··· INFORMATION SHOWN
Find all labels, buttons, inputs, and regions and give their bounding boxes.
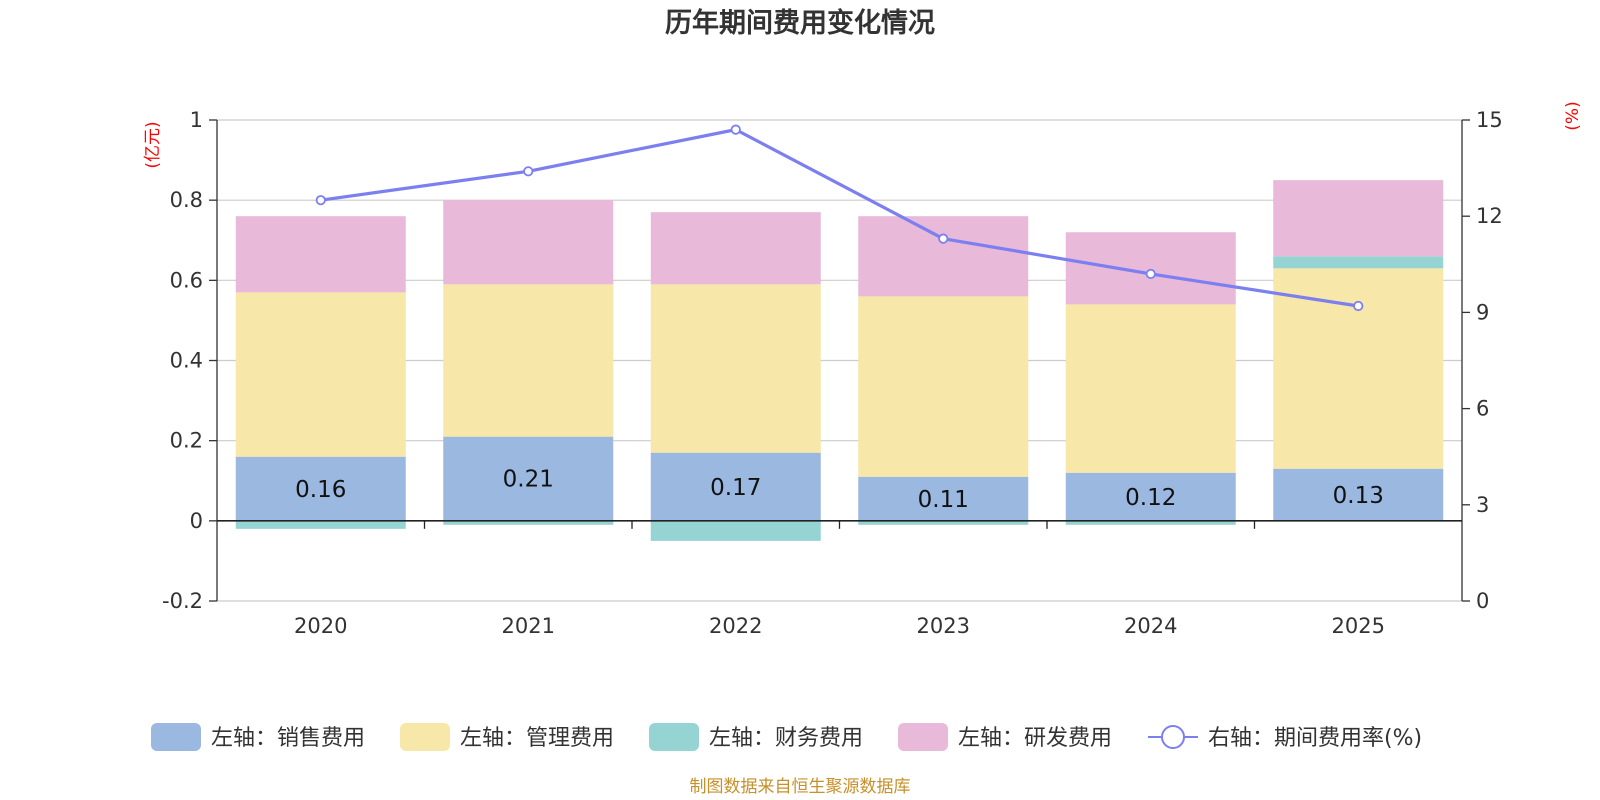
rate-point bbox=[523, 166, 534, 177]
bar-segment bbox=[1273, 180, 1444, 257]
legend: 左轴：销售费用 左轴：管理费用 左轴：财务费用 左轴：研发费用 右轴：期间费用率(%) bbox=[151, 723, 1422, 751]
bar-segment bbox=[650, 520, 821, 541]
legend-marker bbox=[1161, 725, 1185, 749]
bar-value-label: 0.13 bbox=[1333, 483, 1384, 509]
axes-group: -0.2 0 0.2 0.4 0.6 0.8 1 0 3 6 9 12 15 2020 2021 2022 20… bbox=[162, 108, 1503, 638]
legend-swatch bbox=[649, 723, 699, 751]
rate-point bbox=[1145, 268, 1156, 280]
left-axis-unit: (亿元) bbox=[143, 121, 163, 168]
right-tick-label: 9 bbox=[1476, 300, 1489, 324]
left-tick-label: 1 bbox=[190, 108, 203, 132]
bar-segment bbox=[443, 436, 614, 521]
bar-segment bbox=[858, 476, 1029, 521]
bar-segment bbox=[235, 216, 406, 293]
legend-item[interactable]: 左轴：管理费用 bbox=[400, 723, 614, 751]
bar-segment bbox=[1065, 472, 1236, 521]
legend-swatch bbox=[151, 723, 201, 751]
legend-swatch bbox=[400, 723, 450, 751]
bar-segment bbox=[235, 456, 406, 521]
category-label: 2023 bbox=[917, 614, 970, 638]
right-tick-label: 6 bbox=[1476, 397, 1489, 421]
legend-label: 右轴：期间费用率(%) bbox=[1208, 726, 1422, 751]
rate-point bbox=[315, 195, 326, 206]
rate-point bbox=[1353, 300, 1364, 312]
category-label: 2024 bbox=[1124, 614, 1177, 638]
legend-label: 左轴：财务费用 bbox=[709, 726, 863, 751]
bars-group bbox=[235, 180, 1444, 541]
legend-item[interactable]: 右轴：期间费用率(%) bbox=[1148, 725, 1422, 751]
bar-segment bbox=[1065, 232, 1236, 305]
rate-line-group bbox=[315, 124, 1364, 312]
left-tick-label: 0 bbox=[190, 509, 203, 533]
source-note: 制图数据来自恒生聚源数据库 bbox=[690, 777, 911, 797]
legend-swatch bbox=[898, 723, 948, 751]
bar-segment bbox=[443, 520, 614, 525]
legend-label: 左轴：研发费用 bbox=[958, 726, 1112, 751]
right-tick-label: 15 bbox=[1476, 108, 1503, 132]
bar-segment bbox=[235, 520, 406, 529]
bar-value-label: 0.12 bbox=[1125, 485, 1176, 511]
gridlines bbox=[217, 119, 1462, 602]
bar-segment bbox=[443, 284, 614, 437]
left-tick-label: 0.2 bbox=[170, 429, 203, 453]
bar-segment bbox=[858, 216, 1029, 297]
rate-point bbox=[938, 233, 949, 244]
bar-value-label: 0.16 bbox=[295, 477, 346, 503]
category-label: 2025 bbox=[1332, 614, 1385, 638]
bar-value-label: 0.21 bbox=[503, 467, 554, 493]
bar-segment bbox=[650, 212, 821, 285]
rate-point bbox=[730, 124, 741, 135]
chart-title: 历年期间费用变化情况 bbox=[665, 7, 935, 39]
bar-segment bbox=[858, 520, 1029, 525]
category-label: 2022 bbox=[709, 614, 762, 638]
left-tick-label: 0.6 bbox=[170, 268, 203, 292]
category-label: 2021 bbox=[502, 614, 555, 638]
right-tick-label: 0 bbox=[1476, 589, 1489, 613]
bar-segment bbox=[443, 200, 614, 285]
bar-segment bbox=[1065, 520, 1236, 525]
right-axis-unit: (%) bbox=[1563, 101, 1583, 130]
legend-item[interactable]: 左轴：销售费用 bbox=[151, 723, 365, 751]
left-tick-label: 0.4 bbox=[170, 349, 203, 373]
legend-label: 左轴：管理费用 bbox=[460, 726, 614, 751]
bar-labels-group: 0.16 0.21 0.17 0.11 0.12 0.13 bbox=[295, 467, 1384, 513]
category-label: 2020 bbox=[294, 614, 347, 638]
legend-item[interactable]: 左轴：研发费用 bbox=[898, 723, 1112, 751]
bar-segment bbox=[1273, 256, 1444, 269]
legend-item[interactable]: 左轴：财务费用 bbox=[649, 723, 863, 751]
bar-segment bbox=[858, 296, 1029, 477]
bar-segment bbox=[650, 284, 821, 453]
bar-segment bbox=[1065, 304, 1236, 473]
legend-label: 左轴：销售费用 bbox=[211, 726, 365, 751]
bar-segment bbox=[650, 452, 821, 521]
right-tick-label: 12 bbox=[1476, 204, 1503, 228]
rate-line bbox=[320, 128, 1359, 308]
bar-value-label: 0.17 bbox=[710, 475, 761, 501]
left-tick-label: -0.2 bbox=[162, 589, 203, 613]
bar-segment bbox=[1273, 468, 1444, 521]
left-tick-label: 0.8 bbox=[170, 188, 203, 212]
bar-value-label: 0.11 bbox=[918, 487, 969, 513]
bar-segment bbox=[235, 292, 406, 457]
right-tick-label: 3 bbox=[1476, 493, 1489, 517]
······
Reproduce every line of the item above without changing anything, but omit the picture.

Find all labels, buttons, inputs, and regions and give their bounding boxes.
rate-point bbox=[523, 166, 534, 177]
bar-segment bbox=[1273, 180, 1444, 257]
legend: 左轴：销售费用 左轴：管理费用 左轴：财务费用 左轴：研发费用 右轴：期间费用率(%) bbox=[151, 723, 1422, 751]
bar-segment bbox=[650, 520, 821, 541]
legend-marker bbox=[1161, 725, 1185, 749]
bar-value-label: 0.13 bbox=[1333, 483, 1384, 509]
axes-group: -0.2 0 0.2 0.4 0.6 0.8 1 0 3 6 9 12 15 2020 2021 2022 20… bbox=[162, 108, 1503, 638]
legend-swatch bbox=[649, 723, 699, 751]
rate-point bbox=[1145, 268, 1156, 280]
left-axis-unit: (亿元) bbox=[143, 121, 163, 168]
right-tick-label: 9 bbox=[1476, 300, 1489, 324]
left-tick-label: 1 bbox=[190, 108, 203, 132]
bar-segment bbox=[443, 436, 614, 521]
bar-segment bbox=[858, 476, 1029, 521]
bar-segment bbox=[235, 216, 406, 293]
legend-item[interactable]: 左轴：管理费用 bbox=[400, 723, 614, 751]
bar-segment bbox=[1065, 472, 1236, 521]
legend-swatch bbox=[151, 723, 201, 751]
legend-swatch bbox=[400, 723, 450, 751]
bar-segment bbox=[235, 456, 406, 521]
category-label: 2023 bbox=[917, 614, 970, 638]
right-tick-label: 6 bbox=[1476, 397, 1489, 421]
legend-label: 右轴：期间费用率(%) bbox=[1208, 726, 1422, 751]
rate-point bbox=[315, 195, 326, 206]
rate-point bbox=[1353, 300, 1364, 312]
category-label: 2024 bbox=[1124, 614, 1177, 638]
legend-label: 左轴：财务费用 bbox=[709, 726, 863, 751]
bars-group bbox=[235, 180, 1444, 541]
legend-item[interactable]: 右轴：期间费用率(%) bbox=[1148, 725, 1422, 751]
bar-segment bbox=[1065, 232, 1236, 305]
rate-line-group bbox=[315, 124, 1364, 312]
left-tick-label: 0 bbox=[190, 509, 203, 533]
source-note: 制图数据来自恒生聚源数据库 bbox=[690, 777, 911, 797]
legend-swatch bbox=[898, 723, 948, 751]
bar-segment bbox=[443, 520, 614, 525]
legend-label: 左轴：研发费用 bbox=[958, 726, 1112, 751]
right-tick-label: 15 bbox=[1476, 108, 1503, 132]
bar-segment bbox=[235, 520, 406, 529]
bar-value-label: 0.12 bbox=[1125, 485, 1176, 511]
gridlines bbox=[217, 119, 1462, 602]
bar-segment bbox=[443, 284, 614, 437]
left-tick-label: 0.2 bbox=[170, 429, 203, 453]
bar-segment bbox=[858, 216, 1029, 297]
rate-point bbox=[938, 233, 949, 244]
bar-value-label: 0.16 bbox=[295, 477, 346, 503]
category-label: 2025 bbox=[1332, 614, 1385, 638]
bar-value-label: 0.21 bbox=[503, 467, 554, 493]
bar-segment bbox=[650, 212, 821, 285]
rate-point bbox=[730, 124, 741, 135]
chart-title: 历年期间费用变化情况 bbox=[665, 7, 935, 39]
bar-segment bbox=[858, 520, 1029, 525]
category-label: 2022 bbox=[709, 614, 762, 638]
left-tick-label: 0.6 bbox=[170, 268, 203, 292]
category-label: 2021 bbox=[502, 614, 555, 638]
right-tick-label: 0 bbox=[1476, 589, 1489, 613]
bar-segment bbox=[443, 200, 614, 285]
bar-segment bbox=[1065, 520, 1236, 525]
right-axis-unit: (%) bbox=[1563, 101, 1583, 130]
legend-item[interactable]: 左轴：销售费用 bbox=[151, 723, 365, 751]
left-tick-label: 0.4 bbox=[170, 349, 203, 373]
legend-label: 左轴：管理费用 bbox=[460, 726, 614, 751]
bar-labels-group: 0.16 0.21 0.17 0.11 0.12 0.13 bbox=[295, 467, 1384, 513]
category-label: 2020 bbox=[294, 614, 347, 638]
legend-item[interactable]: 左轴：研发费用 bbox=[898, 723, 1112, 751]
bar-segment bbox=[1273, 256, 1444, 269]
legend-item[interactable]: 左轴：财务费用 bbox=[649, 723, 863, 751]
bar-segment bbox=[858, 296, 1029, 477]
bar-segment bbox=[650, 284, 821, 453]
bar-segment bbox=[1065, 304, 1236, 473]
legend-label: 左轴：销售费用 bbox=[211, 726, 365, 751]
bar-segment bbox=[650, 452, 821, 521]
right-tick-label: 12 bbox=[1476, 204, 1503, 228]
rate-line bbox=[320, 128, 1359, 308]
bar-value-label: 0.17 bbox=[710, 475, 761, 501]
left-tick-label: -0.2 bbox=[162, 589, 203, 613]
bar-segment bbox=[1273, 468, 1444, 521]
left-tick-label: 0.8 bbox=[170, 188, 203, 212]
bar-value-label: 0.11 bbox=[918, 487, 969, 513]
bar-segment bbox=[235, 292, 406, 457]
right-tick-label: 3 bbox=[1476, 493, 1489, 517]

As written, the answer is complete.